• **Your task**:
Without including the pictures, copy out every line below.

** Start of Input material **

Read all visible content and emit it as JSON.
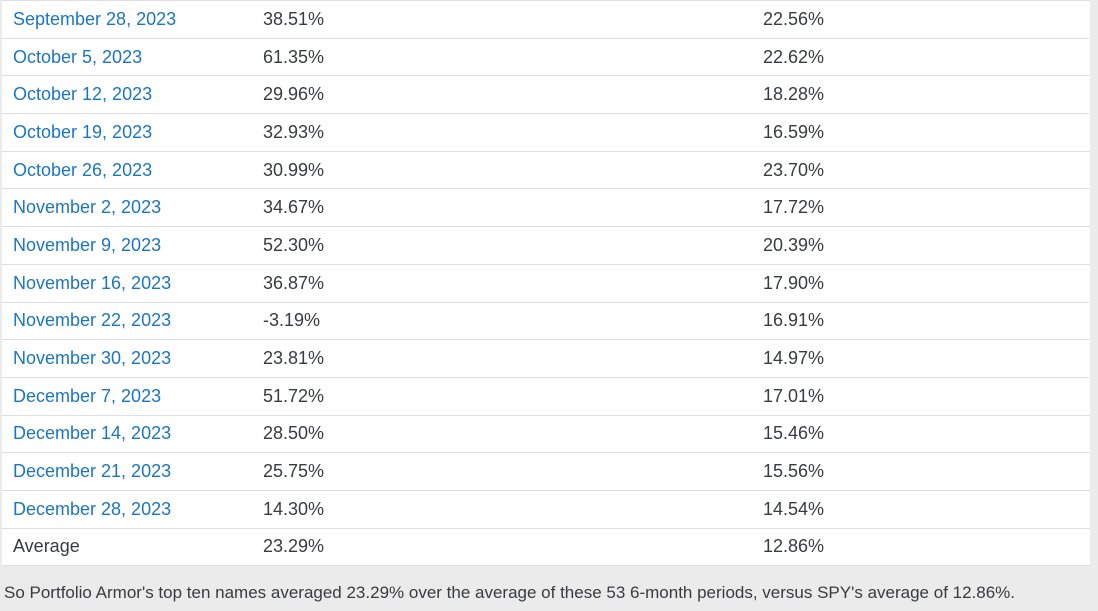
{
  "table": {
    "rows": [
      {
        "date": "September 28, 2023",
        "top_ten": "38.51%",
        "spy": "22.56%"
      },
      {
        "date": "October 5, 2023",
        "top_ten": "61.35%",
        "spy": "22.62%"
      },
      {
        "date": "October 12, 2023",
        "top_ten": "29.96%",
        "spy": "18.28%"
      },
      {
        "date": "October 19, 2023",
        "top_ten": "32.93%",
        "spy": "16.59%"
      },
      {
        "date": "October 26, 2023",
        "top_ten": "30.99%",
        "spy": "23.70%"
      },
      {
        "date": "November 2, 2023",
        "top_ten": "34.67%",
        "spy": "17.72%"
      },
      {
        "date": "November 9, 2023",
        "top_ten": "52.30%",
        "spy": "20.39%"
      },
      {
        "date": "November 16, 2023",
        "top_ten": "36.87%",
        "spy": "17.90%"
      },
      {
        "date": "November 22, 2023",
        "top_ten": "-3.19%",
        "spy": "16.91%"
      },
      {
        "date": "November 30, 2023",
        "top_ten": "23.81%",
        "spy": "14.97%"
      },
      {
        "date": "December 7, 2023",
        "top_ten": "51.72%",
        "spy": "17.01%"
      },
      {
        "date": "December 14, 2023",
        "top_ten": "28.50%",
        "spy": "15.46%"
      },
      {
        "date": "December 21, 2023",
        "top_ten": "25.75%",
        "spy": "15.56%"
      },
      {
        "date": "December 28, 2023",
        "top_ten": "14.30%",
        "spy": "14.54%"
      }
    ],
    "average": {
      "label": "Average",
      "top_ten": "23.29%",
      "spy": "12.86%"
    }
  },
  "footer": {
    "text": "So Portfolio Armor's top ten names averaged 23.29% over the average of these 53 6-month periods, versus SPY's average of 12.86%."
  },
  "colors": {
    "link_blue": "#1b76c0",
    "text_dark": "#383b3f",
    "row_border": "#dddde3",
    "page_background": "#ebebeb",
    "table_background": "#ffffff"
  },
  "chart_data": {
    "type": "table",
    "columns": [
      "date",
      "top_ten_return",
      "spy_return"
    ],
    "rows": [
      [
        "September 28, 2023",
        "38.51%",
        "22.56%"
      ],
      [
        "October 5, 2023",
        "61.35%",
        "22.62%"
      ],
      [
        "October 12, 2023",
        "29.96%",
        "18.28%"
      ],
      [
        "October 19, 2023",
        "32.93%",
        "16.59%"
      ],
      [
        "October 26, 2023",
        "30.99%",
        "23.70%"
      ],
      [
        "November 2, 2023",
        "34.67%",
        "17.72%"
      ],
      [
        "November 9, 2023",
        "52.30%",
        "20.39%"
      ],
      [
        "November 16, 2023",
        "36.87%",
        "17.90%"
      ],
      [
        "November 22, 2023",
        "-3.19%",
        "16.91%"
      ],
      [
        "November 30, 2023",
        "23.81%",
        "14.97%"
      ],
      [
        "December 7, 2023",
        "51.72%",
        "17.01%"
      ],
      [
        "December 14, 2023",
        "28.50%",
        "15.46%"
      ],
      [
        "December 21, 2023",
        "25.75%",
        "15.56%"
      ],
      [
        "December 28, 2023",
        "14.30%",
        "14.54%"
      ],
      [
        "Average",
        "23.29%",
        "12.86%"
      ]
    ]
  }
}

** End of Input material **

• **The result**:
Read all visible content and emit it as JSON.
{
  "table": {
    "rows": [
      {
        "date": "September 28, 2023",
        "top_ten": "38.51%",
        "spy": "22.56%"
      },
      {
        "date": "October 5, 2023",
        "top_ten": "61.35%",
        "spy": "22.62%"
      },
      {
        "date": "October 12, 2023",
        "top_ten": "29.96%",
        "spy": "18.28%"
      },
      {
        "date": "October 19, 2023",
        "top_ten": "32.93%",
        "spy": "16.59%"
      },
      {
        "date": "October 26, 2023",
        "top_ten": "30.99%",
        "spy": "23.70%"
      },
      {
        "date": "November 2, 2023",
        "top_ten": "34.67%",
        "spy": "17.72%"
      },
      {
        "date": "November 9, 2023",
        "top_ten": "52.30%",
        "spy": "20.39%"
      },
      {
        "date": "November 16, 2023",
        "top_ten": "36.87%",
        "spy": "17.90%"
      },
      {
        "date": "November 22, 2023",
        "top_ten": "-3.19%",
        "spy": "16.91%"
      },
      {
        "date": "November 30, 2023",
        "top_ten": "23.81%",
        "spy": "14.97%"
      },
      {
        "date": "December 7, 2023",
        "top_ten": "51.72%",
        "spy": "17.01%"
      },
      {
        "date": "December 14, 2023",
        "top_ten": "28.50%",
        "spy": "15.46%"
      },
      {
        "date": "December 21, 2023",
        "top_ten": "25.75%",
        "spy": "15.56%"
      },
      {
        "date": "December 28, 2023",
        "top_ten": "14.30%",
        "spy": "14.54%"
      }
    ],
    "average": {
      "label": "Average",
      "top_ten": "23.29%",
      "spy": "12.86%"
    }
  },
  "footer": {
    "text": "So Portfolio Armor's top ten names averaged 23.29% over the average of these 53 6-month periods, versus SPY's average of 12.86%."
  },
  "colors": {
    "link_blue": "#1b76c0",
    "text_dark": "#383b3f",
    "row_border": "#dddde3",
    "page_background": "#ebebeb",
    "table_background": "#ffffff"
  },
  "chart_data": {
    "type": "table",
    "columns": [
      "date",
      "top_ten_return",
      "spy_return"
    ],
    "rows": [
      [
        "September 28, 2023",
        "38.51%",
        "22.56%"
      ],
      [
        "October 5, 2023",
        "61.35%",
        "22.62%"
      ],
      [
        "October 12, 2023",
        "29.96%",
        "18.28%"
      ],
      [
        "October 19, 2023",
        "32.93%",
        "16.59%"
      ],
      [
        "October 26, 2023",
        "30.99%",
        "23.70%"
      ],
      [
        "November 2, 2023",
        "34.67%",
        "17.72%"
      ],
      [
        "November 9, 2023",
        "52.30%",
        "20.39%"
      ],
      [
        "November 16, 2023",
        "36.87%",
        "17.90%"
      ],
      [
        "November 22, 2023",
        "-3.19%",
        "16.91%"
      ],
      [
        "November 30, 2023",
        "23.81%",
        "14.97%"
      ],
      [
        "December 7, 2023",
        "51.72%",
        "17.01%"
      ],
      [
        "December 14, 2023",
        "28.50%",
        "15.46%"
      ],
      [
        "December 21, 2023",
        "25.75%",
        "15.56%"
      ],
      [
        "December 28, 2023",
        "14.30%",
        "14.54%"
      ],
      [
        "Average",
        "23.29%",
        "12.86%"
      ]
    ]
  }
}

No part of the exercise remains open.